_Stated task_. Retype everything in the listing, leaving each line exactly as it is.

--- Supplied entries ---

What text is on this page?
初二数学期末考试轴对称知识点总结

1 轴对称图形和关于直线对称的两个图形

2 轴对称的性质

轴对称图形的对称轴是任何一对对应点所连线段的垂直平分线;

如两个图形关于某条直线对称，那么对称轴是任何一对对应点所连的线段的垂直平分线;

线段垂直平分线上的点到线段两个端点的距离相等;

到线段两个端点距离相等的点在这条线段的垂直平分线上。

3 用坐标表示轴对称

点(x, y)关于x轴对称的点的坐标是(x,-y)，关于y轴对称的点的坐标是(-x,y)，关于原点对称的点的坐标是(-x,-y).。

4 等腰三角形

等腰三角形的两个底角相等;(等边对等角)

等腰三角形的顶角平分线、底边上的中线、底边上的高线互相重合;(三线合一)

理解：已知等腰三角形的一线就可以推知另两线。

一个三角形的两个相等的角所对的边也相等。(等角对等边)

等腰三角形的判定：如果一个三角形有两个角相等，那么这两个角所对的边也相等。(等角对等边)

---

_Problem solution_.
What text is on this page?
初二数学期末考试轴对称知识点总结

1 轴对称图形和关于直线对称的两个图形

2 轴对称的性质

轴对称图形的对称轴是任何一对对应点所连线段的垂直平分线;

如两个图形关于某条直线对称，那么对称轴是任何一对对应点所连的线段的垂直平分线;

线段垂直平分线上的点到线段两个端点的距离相等;

到线段两个端点距离相等的点在这条线段的垂直平分线上。

3 用坐标表示轴对称

点(x, y)关于x轴对称的点的坐标是(x,-y)，关于y轴对称的点的坐标是(-x,y)，关于原点对称的点的坐标是(-x,-y).。

4 等腰三角形

等腰三角形的两个底角相等;(等边对等角)

等腰三角形的顶角平分线、底边上的中线、底边上的高线互相重合;(三线合一)

理解：已知等腰三角形的一线就可以推知另两线。

一个三角形的两个相等的角所对的边也相等。(等角对等边)

等腰三角形的判定：如果一个三角形有两个角相等，那么这两个角所对的边也相等。(等角对等边)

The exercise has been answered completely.